=== Input material ===

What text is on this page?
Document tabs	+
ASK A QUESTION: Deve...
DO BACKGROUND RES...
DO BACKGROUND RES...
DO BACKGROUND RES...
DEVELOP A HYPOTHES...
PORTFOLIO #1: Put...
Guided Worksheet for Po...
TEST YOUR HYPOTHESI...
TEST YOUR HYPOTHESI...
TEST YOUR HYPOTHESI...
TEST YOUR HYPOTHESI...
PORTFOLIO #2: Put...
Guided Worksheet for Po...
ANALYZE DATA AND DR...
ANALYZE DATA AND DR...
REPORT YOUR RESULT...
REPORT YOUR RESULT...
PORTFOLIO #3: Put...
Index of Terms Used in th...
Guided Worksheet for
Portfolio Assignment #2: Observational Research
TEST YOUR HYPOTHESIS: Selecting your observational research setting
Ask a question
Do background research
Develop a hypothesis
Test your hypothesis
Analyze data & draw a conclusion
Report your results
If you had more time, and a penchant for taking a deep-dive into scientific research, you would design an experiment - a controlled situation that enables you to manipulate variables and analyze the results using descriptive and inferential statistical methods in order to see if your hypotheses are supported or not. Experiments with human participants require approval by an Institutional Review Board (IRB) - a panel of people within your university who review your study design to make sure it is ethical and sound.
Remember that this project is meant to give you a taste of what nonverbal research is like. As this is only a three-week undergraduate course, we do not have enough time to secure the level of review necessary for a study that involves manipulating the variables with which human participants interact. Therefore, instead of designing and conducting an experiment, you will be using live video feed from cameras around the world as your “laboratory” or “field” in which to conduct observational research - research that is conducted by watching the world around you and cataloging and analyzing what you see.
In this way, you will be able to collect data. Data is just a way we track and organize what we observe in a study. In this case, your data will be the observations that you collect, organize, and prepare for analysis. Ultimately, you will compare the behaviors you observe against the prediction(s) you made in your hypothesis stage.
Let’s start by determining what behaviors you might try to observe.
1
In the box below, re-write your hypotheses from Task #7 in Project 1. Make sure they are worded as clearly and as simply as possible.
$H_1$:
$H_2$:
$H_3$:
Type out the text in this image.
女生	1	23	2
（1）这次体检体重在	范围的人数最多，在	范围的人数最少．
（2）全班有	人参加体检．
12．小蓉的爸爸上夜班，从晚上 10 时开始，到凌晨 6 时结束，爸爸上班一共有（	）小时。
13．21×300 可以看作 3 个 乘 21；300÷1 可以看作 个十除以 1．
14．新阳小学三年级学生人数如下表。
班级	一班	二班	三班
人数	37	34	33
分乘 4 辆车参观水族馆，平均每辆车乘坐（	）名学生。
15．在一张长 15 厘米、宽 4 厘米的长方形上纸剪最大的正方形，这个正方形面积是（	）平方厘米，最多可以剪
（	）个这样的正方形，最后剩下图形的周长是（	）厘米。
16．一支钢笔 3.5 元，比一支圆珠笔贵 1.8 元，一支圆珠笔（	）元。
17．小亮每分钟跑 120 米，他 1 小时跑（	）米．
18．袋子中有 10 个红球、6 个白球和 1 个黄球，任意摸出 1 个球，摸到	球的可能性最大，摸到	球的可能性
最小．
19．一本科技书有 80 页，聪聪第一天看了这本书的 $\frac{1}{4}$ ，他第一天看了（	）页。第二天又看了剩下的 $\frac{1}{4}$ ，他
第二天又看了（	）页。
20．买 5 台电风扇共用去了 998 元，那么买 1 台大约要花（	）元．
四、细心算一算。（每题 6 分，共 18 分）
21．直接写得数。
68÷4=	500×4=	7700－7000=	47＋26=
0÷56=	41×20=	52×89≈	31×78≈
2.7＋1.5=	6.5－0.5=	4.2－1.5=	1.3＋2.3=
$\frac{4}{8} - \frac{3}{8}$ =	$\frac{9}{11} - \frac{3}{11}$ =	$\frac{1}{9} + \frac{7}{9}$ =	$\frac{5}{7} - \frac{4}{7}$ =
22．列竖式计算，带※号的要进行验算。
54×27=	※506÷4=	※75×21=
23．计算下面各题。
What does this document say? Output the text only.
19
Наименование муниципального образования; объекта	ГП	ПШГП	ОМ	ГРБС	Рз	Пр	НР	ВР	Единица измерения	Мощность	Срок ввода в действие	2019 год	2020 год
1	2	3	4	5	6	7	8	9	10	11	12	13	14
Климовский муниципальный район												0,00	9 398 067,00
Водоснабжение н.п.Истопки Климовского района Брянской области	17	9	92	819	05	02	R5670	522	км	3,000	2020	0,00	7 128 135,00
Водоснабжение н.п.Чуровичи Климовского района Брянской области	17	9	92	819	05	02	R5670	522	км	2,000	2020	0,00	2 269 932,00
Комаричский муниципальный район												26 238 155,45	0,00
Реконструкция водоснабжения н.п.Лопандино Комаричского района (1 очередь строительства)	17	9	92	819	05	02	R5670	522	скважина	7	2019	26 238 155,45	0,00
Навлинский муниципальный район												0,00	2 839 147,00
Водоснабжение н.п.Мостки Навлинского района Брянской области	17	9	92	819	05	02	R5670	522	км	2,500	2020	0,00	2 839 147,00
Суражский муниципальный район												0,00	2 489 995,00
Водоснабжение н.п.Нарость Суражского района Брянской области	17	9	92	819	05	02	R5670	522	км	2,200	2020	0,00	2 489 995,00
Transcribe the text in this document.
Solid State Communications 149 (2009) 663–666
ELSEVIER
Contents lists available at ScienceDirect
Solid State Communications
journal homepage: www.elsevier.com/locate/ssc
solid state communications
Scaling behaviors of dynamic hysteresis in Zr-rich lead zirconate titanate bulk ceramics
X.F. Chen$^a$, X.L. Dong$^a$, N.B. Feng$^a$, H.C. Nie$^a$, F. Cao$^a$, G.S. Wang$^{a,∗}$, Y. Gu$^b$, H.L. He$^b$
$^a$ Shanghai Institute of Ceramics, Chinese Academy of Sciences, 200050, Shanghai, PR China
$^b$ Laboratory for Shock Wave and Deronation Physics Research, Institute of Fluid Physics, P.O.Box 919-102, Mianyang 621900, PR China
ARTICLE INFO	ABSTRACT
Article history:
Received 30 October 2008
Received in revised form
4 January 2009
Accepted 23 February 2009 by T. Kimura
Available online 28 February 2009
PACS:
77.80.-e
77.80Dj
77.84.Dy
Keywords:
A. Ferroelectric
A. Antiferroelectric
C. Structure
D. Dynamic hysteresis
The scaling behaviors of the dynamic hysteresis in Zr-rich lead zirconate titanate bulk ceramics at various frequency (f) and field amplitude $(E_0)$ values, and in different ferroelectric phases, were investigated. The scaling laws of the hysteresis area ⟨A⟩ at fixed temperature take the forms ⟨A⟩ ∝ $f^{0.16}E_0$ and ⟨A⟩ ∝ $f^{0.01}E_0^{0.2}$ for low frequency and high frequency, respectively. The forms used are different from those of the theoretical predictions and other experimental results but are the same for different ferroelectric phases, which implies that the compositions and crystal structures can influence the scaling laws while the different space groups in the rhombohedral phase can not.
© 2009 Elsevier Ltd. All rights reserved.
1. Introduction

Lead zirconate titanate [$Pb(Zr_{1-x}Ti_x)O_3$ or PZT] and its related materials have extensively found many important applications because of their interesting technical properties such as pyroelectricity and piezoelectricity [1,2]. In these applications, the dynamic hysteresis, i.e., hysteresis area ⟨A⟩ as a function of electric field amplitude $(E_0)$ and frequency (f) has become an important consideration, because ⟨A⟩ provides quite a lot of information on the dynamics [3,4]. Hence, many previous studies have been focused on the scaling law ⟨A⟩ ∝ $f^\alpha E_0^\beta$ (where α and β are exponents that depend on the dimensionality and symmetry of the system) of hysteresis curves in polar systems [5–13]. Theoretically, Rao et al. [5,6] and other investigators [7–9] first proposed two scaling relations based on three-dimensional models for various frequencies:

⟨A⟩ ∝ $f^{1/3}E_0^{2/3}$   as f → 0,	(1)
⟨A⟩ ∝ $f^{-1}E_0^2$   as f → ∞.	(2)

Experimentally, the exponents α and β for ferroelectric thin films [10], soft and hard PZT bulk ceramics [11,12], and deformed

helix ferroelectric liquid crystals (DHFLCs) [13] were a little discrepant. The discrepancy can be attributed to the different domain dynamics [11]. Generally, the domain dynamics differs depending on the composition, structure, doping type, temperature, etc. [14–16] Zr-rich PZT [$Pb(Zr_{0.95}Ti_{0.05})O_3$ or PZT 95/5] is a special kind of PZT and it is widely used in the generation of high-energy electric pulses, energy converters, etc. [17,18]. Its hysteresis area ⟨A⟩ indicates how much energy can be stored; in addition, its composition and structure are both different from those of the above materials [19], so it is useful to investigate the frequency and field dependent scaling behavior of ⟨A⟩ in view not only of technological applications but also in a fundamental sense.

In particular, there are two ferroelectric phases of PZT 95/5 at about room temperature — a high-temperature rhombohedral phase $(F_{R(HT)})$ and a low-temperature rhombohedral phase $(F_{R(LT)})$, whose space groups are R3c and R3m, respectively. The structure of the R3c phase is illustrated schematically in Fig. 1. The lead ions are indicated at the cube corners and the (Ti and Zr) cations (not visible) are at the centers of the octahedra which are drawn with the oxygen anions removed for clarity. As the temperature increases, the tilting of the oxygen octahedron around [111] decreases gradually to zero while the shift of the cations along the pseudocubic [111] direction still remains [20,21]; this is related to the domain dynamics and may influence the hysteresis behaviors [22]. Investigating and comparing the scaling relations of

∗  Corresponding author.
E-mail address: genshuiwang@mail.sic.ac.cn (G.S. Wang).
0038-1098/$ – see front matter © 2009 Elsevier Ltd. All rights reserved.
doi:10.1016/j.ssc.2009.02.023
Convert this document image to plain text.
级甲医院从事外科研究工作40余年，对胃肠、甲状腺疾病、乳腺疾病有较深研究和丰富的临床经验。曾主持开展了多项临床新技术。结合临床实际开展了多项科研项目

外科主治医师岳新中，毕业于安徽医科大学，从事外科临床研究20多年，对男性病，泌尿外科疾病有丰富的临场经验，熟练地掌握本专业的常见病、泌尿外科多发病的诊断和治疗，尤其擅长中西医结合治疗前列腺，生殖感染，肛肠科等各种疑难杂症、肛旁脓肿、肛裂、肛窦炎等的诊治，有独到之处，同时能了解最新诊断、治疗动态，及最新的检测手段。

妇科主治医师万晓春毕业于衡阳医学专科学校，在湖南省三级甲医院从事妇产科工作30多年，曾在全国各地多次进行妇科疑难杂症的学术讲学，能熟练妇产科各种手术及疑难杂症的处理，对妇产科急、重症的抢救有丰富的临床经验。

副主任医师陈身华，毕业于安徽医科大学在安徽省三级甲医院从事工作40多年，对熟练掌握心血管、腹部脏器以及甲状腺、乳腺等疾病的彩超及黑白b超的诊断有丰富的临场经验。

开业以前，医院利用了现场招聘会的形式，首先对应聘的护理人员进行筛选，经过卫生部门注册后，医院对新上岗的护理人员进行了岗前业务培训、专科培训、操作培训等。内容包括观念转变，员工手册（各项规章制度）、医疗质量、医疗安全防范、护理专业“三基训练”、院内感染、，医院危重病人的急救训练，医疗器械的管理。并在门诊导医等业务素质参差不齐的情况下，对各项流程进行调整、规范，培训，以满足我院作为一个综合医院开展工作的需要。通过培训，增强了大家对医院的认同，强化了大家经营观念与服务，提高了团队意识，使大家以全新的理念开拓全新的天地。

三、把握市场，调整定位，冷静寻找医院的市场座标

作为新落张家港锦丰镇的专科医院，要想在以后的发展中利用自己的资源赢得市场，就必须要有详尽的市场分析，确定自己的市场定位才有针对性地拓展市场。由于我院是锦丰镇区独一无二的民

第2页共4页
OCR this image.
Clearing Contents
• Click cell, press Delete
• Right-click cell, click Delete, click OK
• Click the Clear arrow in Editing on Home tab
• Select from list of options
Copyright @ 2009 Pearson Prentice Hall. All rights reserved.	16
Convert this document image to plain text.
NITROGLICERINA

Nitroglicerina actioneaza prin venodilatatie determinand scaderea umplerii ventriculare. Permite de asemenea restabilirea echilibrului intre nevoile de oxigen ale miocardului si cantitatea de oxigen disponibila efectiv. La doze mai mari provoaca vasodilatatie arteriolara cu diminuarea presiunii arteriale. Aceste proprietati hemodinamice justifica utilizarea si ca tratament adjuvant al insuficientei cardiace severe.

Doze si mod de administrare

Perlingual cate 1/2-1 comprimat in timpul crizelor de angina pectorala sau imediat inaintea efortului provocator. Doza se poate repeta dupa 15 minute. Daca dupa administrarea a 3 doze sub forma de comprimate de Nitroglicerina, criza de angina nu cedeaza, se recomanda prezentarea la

===

**Your goal:**
The line containing "OCR this image." and every line after it, through the end of the records, should be repeated exactly and alone.

**Result for this task:**
OCR this image.
Clearing Contents
• Click cell, press Delete
• Right-click cell, click Delete, click OK
• Click the Clear arrow in Editing on Home tab
• Select from list of options
Copyright @ 2009 Pearson Prentice Hall. All rights reserved.	16
Convert this document image to plain text.
NITROGLICERINA

Nitroglicerina actioneaza prin venodilatatie determinand scaderea umplerii ventriculare. Permite de asemenea restabilirea echilibrului intre nevoile de oxigen ale miocardului si cantitatea de oxigen disponibila efectiv. La doze mai mari provoaca vasodilatatie arteriolara cu diminuarea presiunii arteriale. Aceste proprietati hemodinamice justifica utilizarea si ca tratament adjuvant al insuficientei cardiace severe.

Doze si mod de administrare

Perlingual cate 1/2-1 comprimat in timpul crizelor de angina pectorala sau imediat inaintea efortului provocator. Doza se poate repeta dupa 15 minute. Daca dupa administrarea a 3 doze sub forma de comprimate de Nitroglicerina, criza de angina nu cedeaza, se recomanda prezentarea la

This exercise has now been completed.